Skip the pictures and extract all of the lines exactly as written.
---------- Records for processing
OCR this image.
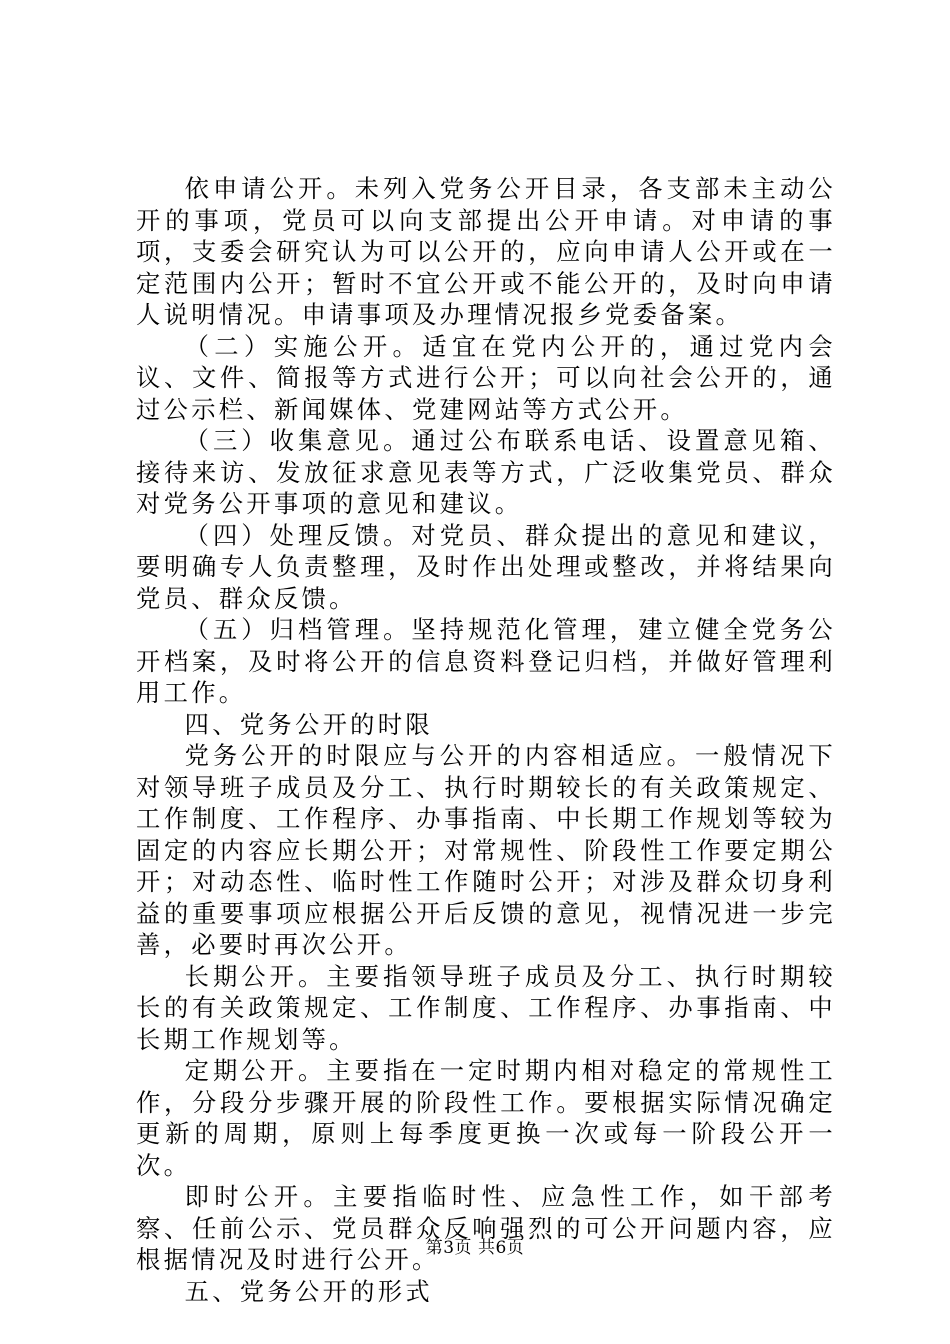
依申请公开。未列入党务公开目录，各支部未主动公开的事项，党员可以向支部提出公开申请。对申请的事项，支委会研究认为可以公开的，应向申请人公开或在一定范围内公开；暂时不宜公开或不能公开的，及时向申请人说明情况。申请事项及办理情况报乡党委备案。

（二）实施公开。适宜在党内公开的，通过党内会议、文件、简报等方式进行公开；可以向社会公开的，通过公示栏、新闻媒体、党建网站等方式公开。

（三）收集意见。通过公布联系电话、设置意见箱、接待来访、发放征求意见表等方式，广泛收集党员、群众对党务公开事项的意见和建议。

（四）处理反馈。对党员、群众提出的意见和建议，要明确专人负责整理，及时作出处理或整改，并将结果向党员、群众反馈。

（五）归档管理。坚持规范化管理，建立健全党务公开档案，及时将公开的信息资料登记归档，并做好管理利用工作。

四、党务公开的时限

党务公开的时限应与公开的内容相适应。一般情况下对领导班子成员及分工、执行时期较长的有关政策规定、工作制度、工作程序、办事指南、中长期工作规划等较为固定的内容应长期公开；对常规性、阶段性工作要定期公开；对动态性、临时性工作随时公开；对涉及群众切身利益的重要事项应根据公开后反馈的意见，视情况进一步完善，必要时再次公开。

长期公开。主要指领导班子成员及分工、执行时期较长的有关政策规定、工作制度、工作程序、办事指南、中长期工作规划等。

定期公开。主要指在一定时期内相对稳定的常规性工作，分段分步骤开展的阶段性工作。要根据实际情况确定更新的周期，原则上每季度更换一次或每一阶段公开一次。

即时公开。主要指临时性、应急性工作，如干部考察、任前公示、党员群众反响强烈的可公开问题内容，应根据情况及时进行公开。

五、党务公开的形式

第3页 共6页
--------------------
(Solved problem):
OCR this image.
依申请公开。未列入党务公开目录，各支部未主动公开的事项，党员可以向支部提出公开申请。对申请的事项，支委会研究认为可以公开的，应向申请人公开或在一定范围内公开；暂时不宜公开或不能公开的，及时向申请人说明情况。申请事项及办理情况报乡党委备案。

（二）实施公开。适宜在党内公开的，通过党内会议、文件、简报等方式进行公开；可以向社会公开的，通过公示栏、新闻媒体、党建网站等方式公开。

（三）收集意见。通过公布联系电话、设置意见箱、接待来访、发放征求意见表等方式，广泛收集党员、群众对党务公开事项的意见和建议。

（四）处理反馈。对党员、群众提出的意见和建议，要明确专人负责整理，及时作出处理或整改，并将结果向党员、群众反馈。

（五）归档管理。坚持规范化管理，建立健全党务公开档案，及时将公开的信息资料登记归档，并做好管理利用工作。

四、党务公开的时限

党务公开的时限应与公开的内容相适应。一般情况下对领导班子成员及分工、执行时期较长的有关政策规定、工作制度、工作程序、办事指南、中长期工作规划等较为固定的内容应长期公开；对常规性、阶段性工作要定期公开；对动态性、临时性工作随时公开；对涉及群众切身利益的重要事项应根据公开后反馈的意见，视情况进一步完善，必要时再次公开。

长期公开。主要指领导班子成员及分工、执行时期较长的有关政策规定、工作制度、工作程序、办事指南、中长期工作规划等。

定期公开。主要指在一定时期内相对稳定的常规性工作，分段分步骤开展的阶段性工作。要根据实际情况确定更新的周期，原则上每季度更换一次或每一阶段公开一次。

即时公开。主要指临时性、应急性工作，如干部考察、任前公示、党员群众反响强烈的可公开问题内容，应根据情况及时进行公开。

五、党务公开的形式

第3页 共6页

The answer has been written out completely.